## Rows from a figure dataset
◇ ◇ ◇

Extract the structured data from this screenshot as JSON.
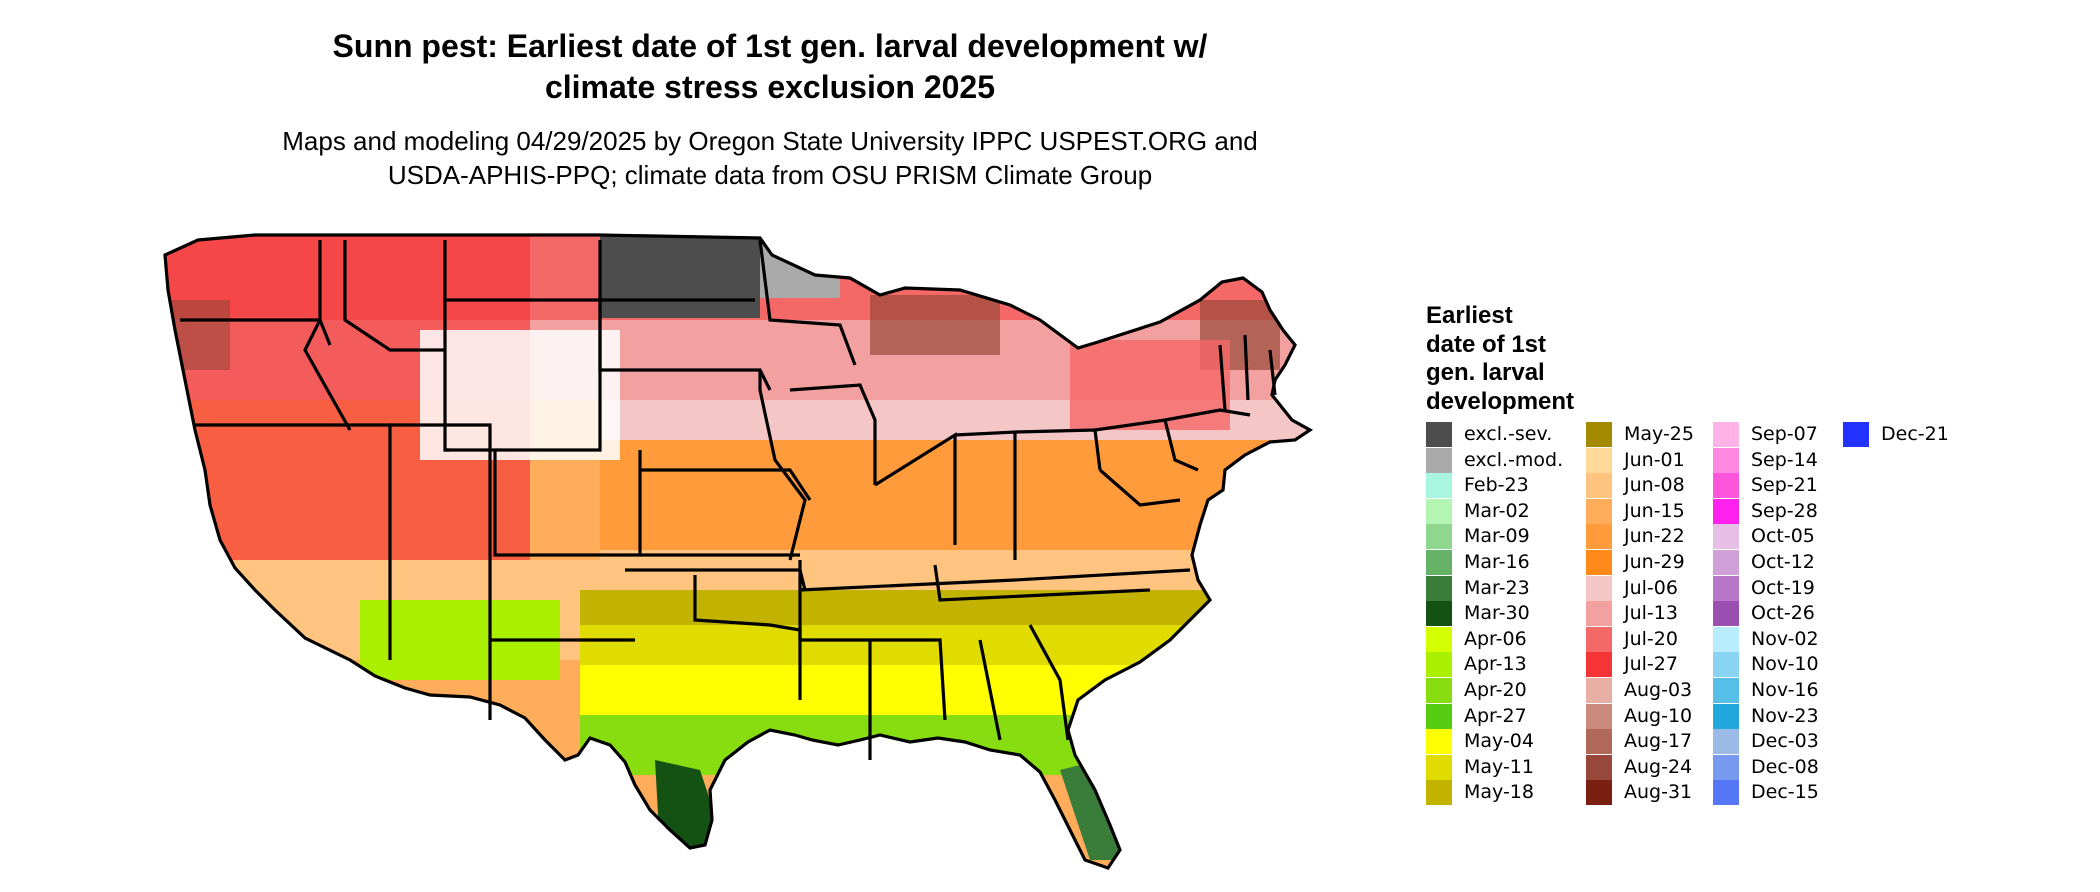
{
  "header": {
    "title_line1": "Sunn pest: Earliest date of 1st gen. larval development w/",
    "title_line2": "climate stress exclusion 2025",
    "subtitle_line1": "Maps and modeling 04/29/2025 by Oregon State University IPPC USPEST.ORG and",
    "subtitle_line2": "USDA-APHIS-PPQ; climate data from OSU PRISM Climate Group"
  },
  "legend": {
    "title_lines": [
      "Earliest",
      "date of 1st",
      "gen. larval",
      "development"
    ],
    "items": [
      {
        "label": "excl.-sev.",
        "color": "#4d4d4d"
      },
      {
        "label": "excl.-mod.",
        "color": "#aaaaaa"
      },
      {
        "label": "Feb-23",
        "color": "#a8f5e0"
      },
      {
        "label": "Mar-02",
        "color": "#b4f5b4"
      },
      {
        "label": "Mar-09",
        "color": "#8fd68f"
      },
      {
        "label": "Mar-16",
        "color": "#66b266"
      },
      {
        "label": "Mar-23",
        "color": "#3a7d3a"
      },
      {
        "label": "Mar-30",
        "color": "#145214"
      },
      {
        "label": "Apr-06",
        "color": "#d4ff00"
      },
      {
        "label": "Apr-13",
        "color": "#aaee00"
      },
      {
        "label": "Apr-20",
        "color": "#88dd11"
      },
      {
        "label": "Apr-27",
        "color": "#55cc11"
      },
      {
        "label": "May-04",
        "color": "#ffff00"
      },
      {
        "label": "May-11",
        "color": "#e0dc00"
      },
      {
        "label": "May-18",
        "color": "#c2b300"
      },
      {
        "label": "May-25",
        "color": "#a38a00"
      },
      {
        "label": "Jun-01",
        "color": "#ffd99a"
      },
      {
        "label": "Jun-08",
        "color": "#ffc480"
      },
      {
        "label": "Jun-15",
        "color": "#ffad5a"
      },
      {
        "label": "Jun-22",
        "color": "#ff9b3a"
      },
      {
        "label": "Jun-29",
        "color": "#ff8a1a"
      },
      {
        "label": "Jul-06",
        "color": "#f5c6c6"
      },
      {
        "label": "Jul-13",
        "color": "#f3a0a0"
      },
      {
        "label": "Jul-20",
        "color": "#f56868"
      },
      {
        "label": "Jul-27",
        "color": "#f53535"
      },
      {
        "label": "Aug-03",
        "color": "#e8b0a4"
      },
      {
        "label": "Aug-10",
        "color": "#cc8a7e"
      },
      {
        "label": "Aug-17",
        "color": "#b06858"
      },
      {
        "label": "Aug-24",
        "color": "#98483a"
      },
      {
        "label": "Aug-31",
        "color": "#7a2010"
      },
      {
        "label": "Sep-07",
        "color": "#ffb3e6"
      },
      {
        "label": "Sep-14",
        "color": "#ff88e0"
      },
      {
        "label": "Sep-21",
        "color": "#ff55dd"
      },
      {
        "label": "Sep-28",
        "color": "#ff22ee"
      },
      {
        "label": "Oct-05",
        "color": "#e6bfe6"
      },
      {
        "label": "Oct-12",
        "color": "#d0a0d8"
      },
      {
        "label": "Oct-19",
        "color": "#b877c8"
      },
      {
        "label": "Oct-26",
        "color": "#9a50b0"
      },
      {
        "label": "Nov-02",
        "color": "#b8ecff"
      },
      {
        "label": "Nov-10",
        "color": "#88d4f2"
      },
      {
        "label": "Nov-16",
        "color": "#55bfe8"
      },
      {
        "label": "Nov-23",
        "color": "#22a8dd"
      },
      {
        "label": "Dec-03",
        "color": "#99bbe6"
      },
      {
        "label": "Dec-08",
        "color": "#7799ee"
      },
      {
        "label": "Dec-15",
        "color": "#5577f5"
      },
      {
        "label": "Dec-21",
        "color": "#2233ff"
      }
    ]
  }
}
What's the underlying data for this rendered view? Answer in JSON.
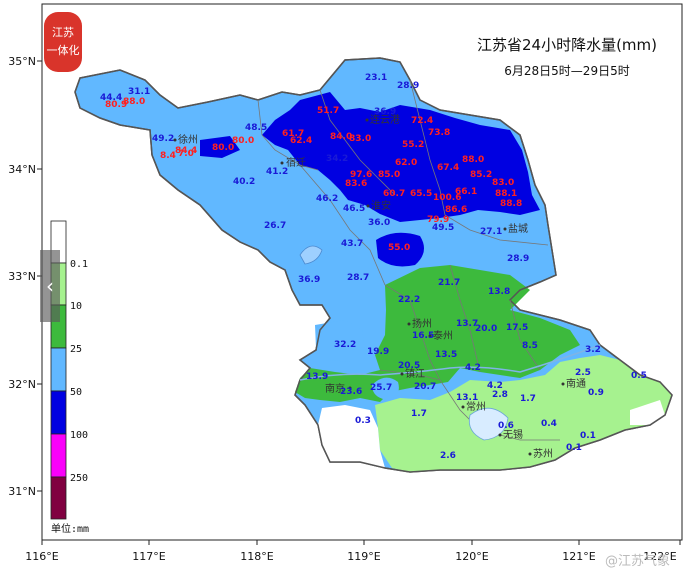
{
  "title": "江苏省24小时降水量(mm)",
  "subtitle": "6月28日5时—29日5时",
  "logo_text": "江苏一体化",
  "watermark": "@江苏气象",
  "unit_label": "单位:mm",
  "axes": {
    "lon_labels": [
      "116°E",
      "117°E",
      "118°E",
      "119°E",
      "120°E",
      "121°E",
      "122°E"
    ],
    "lat_labels": [
      "35°N",
      "34°N",
      "33°N",
      "32°N",
      "31°N"
    ]
  },
  "legend": {
    "items": [
      {
        "label": "0.1",
        "color": "#ffffff"
      },
      {
        "label": "10",
        "color": "#a6f28f"
      },
      {
        "label": "25",
        "color": "#3dba3d"
      },
      {
        "label": "50",
        "color": "#61b8ff"
      },
      {
        "label": "100",
        "color": "#0000e1"
      },
      {
        "label": "250",
        "color": "#fa00fa"
      },
      {
        "label": "",
        "color": "#800040"
      }
    ]
  },
  "cities": [
    "徐州",
    "宿迁",
    "连云港",
    "淮安",
    "盐城",
    "扬州",
    "泰州",
    "南京",
    "镇江",
    "常州",
    "无锡",
    "苏州",
    "南通"
  ],
  "colors": {
    "blue_label": "#1a1ad6",
    "red_label": "#ff2020",
    "province_border": "#555555"
  },
  "chart_data": {
    "type": "map",
    "stations_visible": [
      {
        "v": "44.4"
      },
      {
        "v": "31.1"
      },
      {
        "v": "80.9"
      },
      {
        "v": "88.0"
      },
      {
        "v": "23.1"
      },
      {
        "v": "28.9"
      },
      {
        "v": "51.7"
      },
      {
        "v": "36.9"
      },
      {
        "v": "48.5"
      },
      {
        "v": "49.2"
      },
      {
        "v": "34.2"
      },
      {
        "v": "41.2"
      },
      {
        "v": "40.2"
      },
      {
        "v": "46.2"
      },
      {
        "v": "46.5"
      },
      {
        "v": "26.7"
      },
      {
        "v": "36.0"
      },
      {
        "v": "43.7"
      },
      {
        "v": "55.0"
      },
      {
        "v": "49.5"
      },
      {
        "v": "27.1"
      },
      {
        "v": "28.9"
      },
      {
        "v": "36.9"
      },
      {
        "v": "28.7"
      },
      {
        "v": "21.7"
      },
      {
        "v": "13.8"
      },
      {
        "v": "22.2"
      },
      {
        "v": "32.2"
      },
      {
        "v": "13.7"
      },
      {
        "v": "20.0"
      },
      {
        "v": "17.5"
      },
      {
        "v": "16.5"
      },
      {
        "v": "19.9"
      },
      {
        "v": "8.5"
      },
      {
        "v": "3.2"
      },
      {
        "v": "13.5"
      },
      {
        "v": "20.5"
      },
      {
        "v": "4.2"
      },
      {
        "v": "13.9"
      },
      {
        "v": "25.7"
      },
      {
        "v": "20.7"
      },
      {
        "v": "4.2"
      },
      {
        "v": "2.5"
      },
      {
        "v": "0.5"
      },
      {
        "v": "23.6"
      },
      {
        "v": "13.1"
      },
      {
        "v": "2.8"
      },
      {
        "v": "1.7"
      },
      {
        "v": "0.9"
      },
      {
        "v": "0.3"
      },
      {
        "v": "1.7"
      },
      {
        "v": "0.6"
      },
      {
        "v": "0.4"
      },
      {
        "v": "0.1"
      },
      {
        "v": "2.6"
      },
      {
        "v": "0.1"
      },
      {
        "v": "79.9"
      },
      {
        "v": "62.0"
      },
      {
        "v": "60.7"
      },
      {
        "v": "55.2"
      },
      {
        "v": "67.4"
      },
      {
        "v": "83.0"
      },
      {
        "v": "100.6"
      },
      {
        "v": "86.6"
      }
    ]
  }
}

◇ ◇ ◇

## GIVEN REQUEST
Omit every picture, then reproduce the rest of the listing exactly.

## TASK ANSWER
Extract the structured data from this screenshot as JSON.
{
  "header": {
    "title_line1": "Sunn pest: Earliest date of 1st gen. larval development w/",
    "title_line2": "climate stress exclusion 2025",
    "subtitle_line1": "Maps and modeling 04/29/2025 by Oregon State University IPPC USPEST.ORG and",
    "subtitle_line2": "USDA-APHIS-PPQ; climate data from OSU PRISM Climate Group"
  },
  "legend": {
    "title_lines": [
      "Earliest",
      "date of 1st",
      "gen. larval",
      "development"
    ],
    "items": [
      {
        "label": "excl.-sev.",
        "color": "#4d4d4d"
      },
      {
        "label": "excl.-mod.",
        "color": "#aaaaaa"
      },
      {
        "label": "Feb-23",
        "color": "#a8f5e0"
      },
      {
        "label": "Mar-02",
        "color": "#b4f5b4"
      },
      {
        "label": "Mar-09",
        "color": "#8fd68f"
      },
      {
        "label": "Mar-16",
        "color": "#66b266"
      },
      {
        "label": "Mar-23",
        "color": "#3a7d3a"
      },
      {
        "label": "Mar-30",
        "color": "#145214"
      },
      {
        "label": "Apr-06",
        "color": "#d4ff00"
      },
      {
        "label": "Apr-13",
        "color": "#aaee00"
      },
      {
        "label": "Apr-20",
        "color": "#88dd11"
      },
      {
        "label": "Apr-27",
        "color": "#55cc11"
      },
      {
        "label": "May-04",
        "color": "#ffff00"
      },
      {
        "label": "May-11",
        "color": "#e0dc00"
      },
      {
        "label": "May-18",
        "color": "#c2b300"
      },
      {
        "label": "May-25",
        "color": "#a38a00"
      },
      {
        "label": "Jun-01",
        "color": "#ffd99a"
      },
      {
        "label": "Jun-08",
        "color": "#ffc480"
      },
      {
        "label": "Jun-15",
        "color": "#ffad5a"
      },
      {
        "label": "Jun-22",
        "color": "#ff9b3a"
      },
      {
        "label": "Jun-29",
        "color": "#ff8a1a"
      },
      {
        "label": "Jul-06",
        "color": "#f5c6c6"
      },
      {
        "label": "Jul-13",
        "color": "#f3a0a0"
      },
      {
        "label": "Jul-20",
        "color": "#f56868"
      },
      {
        "label": "Jul-27",
        "color": "#f53535"
      },
      {
        "label": "Aug-03",
        "color": "#e8b0a4"
      },
      {
        "label": "Aug-10",
        "color": "#cc8a7e"
      },
      {
        "label": "Aug-17",
        "color": "#b06858"
      },
      {
        "label": "Aug-24",
        "color": "#98483a"
      },
      {
        "label": "Aug-31",
        "color": "#7a2010"
      },
      {
        "label": "Sep-07",
        "color": "#ffb3e6"
      },
      {
        "label": "Sep-14",
        "color": "#ff88e0"
      },
      {
        "label": "Sep-21",
        "color": "#ff55dd"
      },
      {
        "label": "Sep-28",
        "color": "#ff22ee"
      },
      {
        "label": "Oct-05",
        "color": "#e6bfe6"
      },
      {
        "label": "Oct-12",
        "color": "#d0a0d8"
      },
      {
        "label": "Oct-19",
        "color": "#b877c8"
      },
      {
        "label": "Oct-26",
        "color": "#9a50b0"
      },
      {
        "label": "Nov-02",
        "color": "#b8ecff"
      },
      {
        "label": "Nov-10",
        "color": "#88d4f2"
      },
      {
        "label": "Nov-16",
        "color": "#55bfe8"
      },
      {
        "label": "Nov-23",
        "color": "#22a8dd"
      },
      {
        "label": "Dec-03",
        "color": "#99bbe6"
      },
      {
        "label": "Dec-08",
        "color": "#7799ee"
      },
      {
        "label": "Dec-15",
        "color": "#5577f5"
      },
      {
        "label": "Dec-21",
        "color": "#2233ff"
      }
    ]
  }
}
What's the underlying data for this rendered view? Answer in JSON.
{
  "title": "江苏省24小时降水量(mm)",
  "subtitle": "6月28日5时—29日5时",
  "logo_text": "江苏一体化",
  "watermark": "@江苏气象",
  "unit_label": "单位:mm",
  "axes": {
    "lon_labels": [
      "116°E",
      "117°E",
      "118°E",
      "119°E",
      "120°E",
      "121°E",
      "122°E"
    ],
    "lat_labels": [
      "35°N",
      "34°N",
      "33°N",
      "32°N",
      "31°N"
    ]
  },
  "legend": {
    "items": [
      {
        "label": "0.1",
        "color": "#ffffff"
      },
      {
        "label": "10",
        "color": "#a6f28f"
      },
      {
        "label": "25",
        "color": "#3dba3d"
      },
      {
        "label": "50",
        "color": "#61b8ff"
      },
      {
        "label": "100",
        "color": "#0000e1"
      },
      {
        "label": "250",
        "color": "#fa00fa"
      },
      {
        "label": "",
        "color": "#800040"
      }
    ]
  },
  "cities": [
    "徐州",
    "宿迁",
    "连云港",
    "淮安",
    "盐城",
    "扬州",
    "泰州",
    "南京",
    "镇江",
    "常州",
    "无锡",
    "苏州",
    "南通"
  ],
  "colors": {
    "blue_label": "#1a1ad6",
    "red_label": "#ff2020",
    "province_border": "#555555"
  },
  "chart_data": {
    "type": "map",
    "stations_visible": [
      {
        "v": "44.4"
      },
      {
        "v": "31.1"
      },
      {
        "v": "80.9"
      },
      {
        "v": "88.0"
      },
      {
        "v": "23.1"
      },
      {
        "v": "28.9"
      },
      {
        "v": "51.7"
      },
      {
        "v": "36.9"
      },
      {
        "v": "48.5"
      },
      {
        "v": "49.2"
      },
      {
        "v": "34.2"
      },
      {
        "v": "41.2"
      },
      {
        "v": "40.2"
      },
      {
        "v": "46.2"
      },
      {
        "v": "46.5"
      },
      {
        "v": "26.7"
      },
      {
        "v": "36.0"
      },
      {
        "v": "43.7"
      },
      {
        "v": "55.0"
      },
      {
        "v": "49.5"
      },
      {
        "v": "27.1"
      },
      {
        "v": "28.9"
      },
      {
        "v": "36.9"
      },
      {
        "v": "28.7"
      },
      {
        "v": "21.7"
      },
      {
        "v": "13.8"
      },
      {
        "v": "22.2"
      },
      {
        "v": "32.2"
      },
      {
        "v": "13.7"
      },
      {
        "v": "20.0"
      },
      {
        "v": "17.5"
      },
      {
        "v": "16.5"
      },
      {
        "v": "19.9"
      },
      {
        "v": "8.5"
      },
      {
        "v": "3.2"
      },
      {
        "v": "13.5"
      },
      {
        "v": "20.5"
      },
      {
        "v": "4.2"
      },
      {
        "v": "13.9"
      },
      {
        "v": "25.7"
      },
      {
        "v": "20.7"
      },
      {
        "v": "4.2"
      },
      {
        "v": "2.5"
      },
      {
        "v": "0.5"
      },
      {
        "v": "23.6"
      },
      {
        "v": "13.1"
      },
      {
        "v": "2.8"
      },
      {
        "v": "1.7"
      },
      {
        "v": "0.9"
      },
      {
        "v": "0.3"
      },
      {
        "v": "1.7"
      },
      {
        "v": "0.6"
      },
      {
        "v": "0.4"
      },
      {
        "v": "0.1"
      },
      {
        "v": "2.6"
      },
      {
        "v": "0.1"
      },
      {
        "v": "79.9"
      },
      {
        "v": "62.0"
      },
      {
        "v": "60.7"
      },
      {
        "v": "55.2"
      },
      {
        "v": "67.4"
      },
      {
        "v": "83.0"
      },
      {
        "v": "100.6"
      },
      {
        "v": "86.6"
      }
    ]
  }
}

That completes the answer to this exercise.